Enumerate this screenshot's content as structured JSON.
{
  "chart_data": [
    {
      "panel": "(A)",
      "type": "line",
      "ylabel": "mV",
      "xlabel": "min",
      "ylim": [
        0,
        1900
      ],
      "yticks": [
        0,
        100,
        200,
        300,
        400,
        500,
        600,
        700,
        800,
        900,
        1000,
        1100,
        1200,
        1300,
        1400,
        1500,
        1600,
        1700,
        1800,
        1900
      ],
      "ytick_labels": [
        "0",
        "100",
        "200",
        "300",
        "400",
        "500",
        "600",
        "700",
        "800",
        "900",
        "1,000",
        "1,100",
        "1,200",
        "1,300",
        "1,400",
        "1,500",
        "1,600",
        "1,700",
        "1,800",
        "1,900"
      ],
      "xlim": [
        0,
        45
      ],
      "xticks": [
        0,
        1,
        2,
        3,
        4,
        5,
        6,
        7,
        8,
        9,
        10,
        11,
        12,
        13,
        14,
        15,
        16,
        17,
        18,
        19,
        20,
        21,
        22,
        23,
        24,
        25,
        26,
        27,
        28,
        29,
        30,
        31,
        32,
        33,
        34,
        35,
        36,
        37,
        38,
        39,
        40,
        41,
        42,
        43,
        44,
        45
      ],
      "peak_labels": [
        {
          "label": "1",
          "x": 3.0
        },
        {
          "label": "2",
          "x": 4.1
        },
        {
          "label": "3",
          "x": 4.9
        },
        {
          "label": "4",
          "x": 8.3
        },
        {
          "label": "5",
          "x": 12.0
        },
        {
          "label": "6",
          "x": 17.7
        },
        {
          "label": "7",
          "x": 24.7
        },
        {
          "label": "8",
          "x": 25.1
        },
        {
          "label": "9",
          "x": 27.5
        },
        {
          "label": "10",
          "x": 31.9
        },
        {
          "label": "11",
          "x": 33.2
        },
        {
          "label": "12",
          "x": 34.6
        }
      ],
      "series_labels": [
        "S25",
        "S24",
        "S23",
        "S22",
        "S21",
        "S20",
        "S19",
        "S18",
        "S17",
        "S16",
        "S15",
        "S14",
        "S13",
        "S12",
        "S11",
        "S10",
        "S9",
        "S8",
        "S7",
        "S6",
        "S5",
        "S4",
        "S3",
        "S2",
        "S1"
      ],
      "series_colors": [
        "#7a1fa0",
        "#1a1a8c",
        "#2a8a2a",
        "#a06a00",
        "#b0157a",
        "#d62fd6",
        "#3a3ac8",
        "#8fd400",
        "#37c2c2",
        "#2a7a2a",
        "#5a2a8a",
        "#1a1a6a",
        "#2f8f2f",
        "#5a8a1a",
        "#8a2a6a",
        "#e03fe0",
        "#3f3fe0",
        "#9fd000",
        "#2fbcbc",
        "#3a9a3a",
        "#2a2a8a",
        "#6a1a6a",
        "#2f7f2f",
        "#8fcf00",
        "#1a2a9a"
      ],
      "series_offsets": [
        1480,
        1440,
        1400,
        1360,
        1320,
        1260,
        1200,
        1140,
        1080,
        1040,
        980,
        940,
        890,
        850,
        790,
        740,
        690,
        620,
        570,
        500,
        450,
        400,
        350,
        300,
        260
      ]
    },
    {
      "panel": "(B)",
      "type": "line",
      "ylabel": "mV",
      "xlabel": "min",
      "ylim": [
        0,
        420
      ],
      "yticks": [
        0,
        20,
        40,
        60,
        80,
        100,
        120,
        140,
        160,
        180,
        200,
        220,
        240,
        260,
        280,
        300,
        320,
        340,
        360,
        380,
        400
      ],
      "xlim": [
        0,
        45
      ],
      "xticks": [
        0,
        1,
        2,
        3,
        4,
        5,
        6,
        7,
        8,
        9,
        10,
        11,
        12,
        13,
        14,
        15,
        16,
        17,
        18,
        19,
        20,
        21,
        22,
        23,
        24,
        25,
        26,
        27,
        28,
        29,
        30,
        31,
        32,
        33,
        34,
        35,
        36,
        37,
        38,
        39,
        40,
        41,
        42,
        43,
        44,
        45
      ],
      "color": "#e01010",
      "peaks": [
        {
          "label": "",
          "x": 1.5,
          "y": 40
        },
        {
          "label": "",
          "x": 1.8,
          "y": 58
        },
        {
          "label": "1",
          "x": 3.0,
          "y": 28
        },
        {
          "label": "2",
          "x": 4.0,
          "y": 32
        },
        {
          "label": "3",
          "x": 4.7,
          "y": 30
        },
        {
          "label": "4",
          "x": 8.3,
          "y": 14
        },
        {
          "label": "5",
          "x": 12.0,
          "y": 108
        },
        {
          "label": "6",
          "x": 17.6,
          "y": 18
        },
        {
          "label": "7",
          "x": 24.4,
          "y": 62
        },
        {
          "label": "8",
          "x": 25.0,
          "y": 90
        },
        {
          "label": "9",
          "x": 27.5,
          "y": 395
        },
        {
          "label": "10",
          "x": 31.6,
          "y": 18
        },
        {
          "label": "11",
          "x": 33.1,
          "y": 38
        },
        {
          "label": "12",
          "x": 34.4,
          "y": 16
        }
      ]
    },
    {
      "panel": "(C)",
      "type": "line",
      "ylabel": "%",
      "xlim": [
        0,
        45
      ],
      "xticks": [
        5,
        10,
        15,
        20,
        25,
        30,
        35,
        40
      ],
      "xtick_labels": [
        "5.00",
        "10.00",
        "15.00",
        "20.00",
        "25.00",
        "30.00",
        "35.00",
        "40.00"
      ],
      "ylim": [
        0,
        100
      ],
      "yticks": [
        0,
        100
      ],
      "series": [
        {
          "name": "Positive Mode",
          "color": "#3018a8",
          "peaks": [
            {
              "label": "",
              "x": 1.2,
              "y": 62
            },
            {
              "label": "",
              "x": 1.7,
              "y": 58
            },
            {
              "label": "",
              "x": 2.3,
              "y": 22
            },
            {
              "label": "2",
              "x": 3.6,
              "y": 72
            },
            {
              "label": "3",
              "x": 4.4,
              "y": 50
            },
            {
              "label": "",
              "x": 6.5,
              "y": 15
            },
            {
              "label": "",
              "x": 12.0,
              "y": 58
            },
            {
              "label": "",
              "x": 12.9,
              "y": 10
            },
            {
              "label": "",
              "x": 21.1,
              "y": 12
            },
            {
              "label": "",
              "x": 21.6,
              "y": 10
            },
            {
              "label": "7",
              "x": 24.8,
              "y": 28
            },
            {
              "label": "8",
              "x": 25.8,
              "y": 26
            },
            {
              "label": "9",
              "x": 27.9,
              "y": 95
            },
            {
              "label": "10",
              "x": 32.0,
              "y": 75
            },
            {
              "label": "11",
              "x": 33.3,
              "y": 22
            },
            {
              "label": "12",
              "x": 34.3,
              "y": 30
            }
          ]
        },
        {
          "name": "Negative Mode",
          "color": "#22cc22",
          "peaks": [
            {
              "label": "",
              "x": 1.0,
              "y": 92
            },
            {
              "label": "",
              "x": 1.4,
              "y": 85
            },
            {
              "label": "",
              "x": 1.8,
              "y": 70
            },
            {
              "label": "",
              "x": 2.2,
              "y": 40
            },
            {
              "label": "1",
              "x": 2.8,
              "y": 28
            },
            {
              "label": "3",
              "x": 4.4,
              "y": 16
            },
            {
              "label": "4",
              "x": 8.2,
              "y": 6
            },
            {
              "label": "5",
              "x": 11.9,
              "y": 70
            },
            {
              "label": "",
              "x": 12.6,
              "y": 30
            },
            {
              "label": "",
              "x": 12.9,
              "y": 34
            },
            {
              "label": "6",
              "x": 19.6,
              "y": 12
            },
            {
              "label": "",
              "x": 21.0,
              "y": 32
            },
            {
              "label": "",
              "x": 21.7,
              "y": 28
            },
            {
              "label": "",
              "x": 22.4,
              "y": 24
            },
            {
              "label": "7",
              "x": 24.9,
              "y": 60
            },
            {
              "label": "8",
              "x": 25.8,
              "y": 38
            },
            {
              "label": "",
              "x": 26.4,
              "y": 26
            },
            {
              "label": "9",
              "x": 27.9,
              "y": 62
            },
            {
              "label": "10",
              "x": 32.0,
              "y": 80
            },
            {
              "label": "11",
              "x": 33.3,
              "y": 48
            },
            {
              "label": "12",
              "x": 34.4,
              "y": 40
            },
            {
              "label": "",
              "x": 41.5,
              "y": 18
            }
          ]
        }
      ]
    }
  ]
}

**Short task**
How many lines in the entries contain the string "Mode"? Answer with the number only.

**Solution**
2